**Task objective:**
Pick out all lines of the entries that include the word "Reef" and copy them.

**Rows:**
..........
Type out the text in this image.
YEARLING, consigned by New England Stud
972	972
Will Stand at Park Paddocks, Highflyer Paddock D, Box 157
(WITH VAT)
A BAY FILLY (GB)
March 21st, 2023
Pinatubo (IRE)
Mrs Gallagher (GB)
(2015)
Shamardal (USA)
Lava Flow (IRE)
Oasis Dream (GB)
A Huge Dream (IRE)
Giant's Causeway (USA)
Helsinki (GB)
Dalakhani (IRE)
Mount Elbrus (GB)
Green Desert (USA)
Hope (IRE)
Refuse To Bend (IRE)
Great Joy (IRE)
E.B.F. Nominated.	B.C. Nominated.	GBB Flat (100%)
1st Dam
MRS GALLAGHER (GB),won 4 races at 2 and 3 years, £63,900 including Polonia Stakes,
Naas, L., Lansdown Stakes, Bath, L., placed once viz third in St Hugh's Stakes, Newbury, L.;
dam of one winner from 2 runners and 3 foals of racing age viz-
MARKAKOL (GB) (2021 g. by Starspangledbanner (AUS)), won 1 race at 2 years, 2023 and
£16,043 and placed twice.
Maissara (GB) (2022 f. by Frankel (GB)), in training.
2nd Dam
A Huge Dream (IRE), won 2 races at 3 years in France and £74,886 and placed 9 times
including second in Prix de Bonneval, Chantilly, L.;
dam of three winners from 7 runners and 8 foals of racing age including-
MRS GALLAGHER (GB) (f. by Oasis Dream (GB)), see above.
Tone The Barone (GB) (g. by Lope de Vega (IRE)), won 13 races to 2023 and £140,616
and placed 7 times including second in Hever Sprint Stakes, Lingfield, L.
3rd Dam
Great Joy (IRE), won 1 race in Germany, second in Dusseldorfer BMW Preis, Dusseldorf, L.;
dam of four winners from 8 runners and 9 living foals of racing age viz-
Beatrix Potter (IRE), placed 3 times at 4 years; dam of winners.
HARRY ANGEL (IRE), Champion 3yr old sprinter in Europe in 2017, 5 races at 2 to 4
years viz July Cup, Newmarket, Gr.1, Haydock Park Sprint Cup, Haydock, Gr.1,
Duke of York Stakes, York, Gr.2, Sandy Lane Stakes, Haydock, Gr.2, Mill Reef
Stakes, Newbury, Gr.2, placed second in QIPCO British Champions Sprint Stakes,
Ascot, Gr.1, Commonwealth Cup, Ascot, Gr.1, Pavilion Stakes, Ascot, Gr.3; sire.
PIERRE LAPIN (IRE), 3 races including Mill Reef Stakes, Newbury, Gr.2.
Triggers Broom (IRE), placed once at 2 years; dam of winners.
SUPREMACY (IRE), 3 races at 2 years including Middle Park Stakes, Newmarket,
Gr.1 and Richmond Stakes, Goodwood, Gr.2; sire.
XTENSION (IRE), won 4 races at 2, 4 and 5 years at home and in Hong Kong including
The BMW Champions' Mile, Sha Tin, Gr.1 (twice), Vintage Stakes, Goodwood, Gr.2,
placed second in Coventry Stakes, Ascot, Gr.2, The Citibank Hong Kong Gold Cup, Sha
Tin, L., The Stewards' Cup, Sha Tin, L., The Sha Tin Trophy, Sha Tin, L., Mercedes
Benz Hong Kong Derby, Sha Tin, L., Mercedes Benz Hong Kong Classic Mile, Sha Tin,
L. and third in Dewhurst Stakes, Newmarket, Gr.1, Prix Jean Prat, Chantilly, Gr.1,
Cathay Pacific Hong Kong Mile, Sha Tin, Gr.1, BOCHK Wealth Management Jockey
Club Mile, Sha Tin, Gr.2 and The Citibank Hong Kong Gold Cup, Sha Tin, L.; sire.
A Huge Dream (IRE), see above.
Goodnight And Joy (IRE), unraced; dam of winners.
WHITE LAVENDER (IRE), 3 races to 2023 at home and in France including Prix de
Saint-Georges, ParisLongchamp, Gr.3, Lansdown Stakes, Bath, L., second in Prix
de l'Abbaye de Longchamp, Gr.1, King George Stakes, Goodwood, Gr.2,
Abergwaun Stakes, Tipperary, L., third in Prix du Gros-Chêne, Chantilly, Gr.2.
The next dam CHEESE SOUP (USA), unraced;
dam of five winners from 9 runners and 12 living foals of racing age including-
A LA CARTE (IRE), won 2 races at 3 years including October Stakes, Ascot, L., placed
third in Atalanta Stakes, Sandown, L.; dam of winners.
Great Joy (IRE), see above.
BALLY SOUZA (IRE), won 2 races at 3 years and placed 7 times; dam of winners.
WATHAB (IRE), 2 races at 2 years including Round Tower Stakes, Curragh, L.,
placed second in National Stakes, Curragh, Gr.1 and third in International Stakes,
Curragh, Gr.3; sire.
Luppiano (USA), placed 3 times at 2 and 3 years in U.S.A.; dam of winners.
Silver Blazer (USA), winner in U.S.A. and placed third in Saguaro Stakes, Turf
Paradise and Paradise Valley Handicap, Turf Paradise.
..........
**The answer:**
Duke of York Stakes, York, Gr.2, Sandy Lane Stakes, Haydock, Gr.2, Mill Reef
PIERRE LAPIN (IRE), 3 races including Mill Reef Stakes, Newbury, Gr.2.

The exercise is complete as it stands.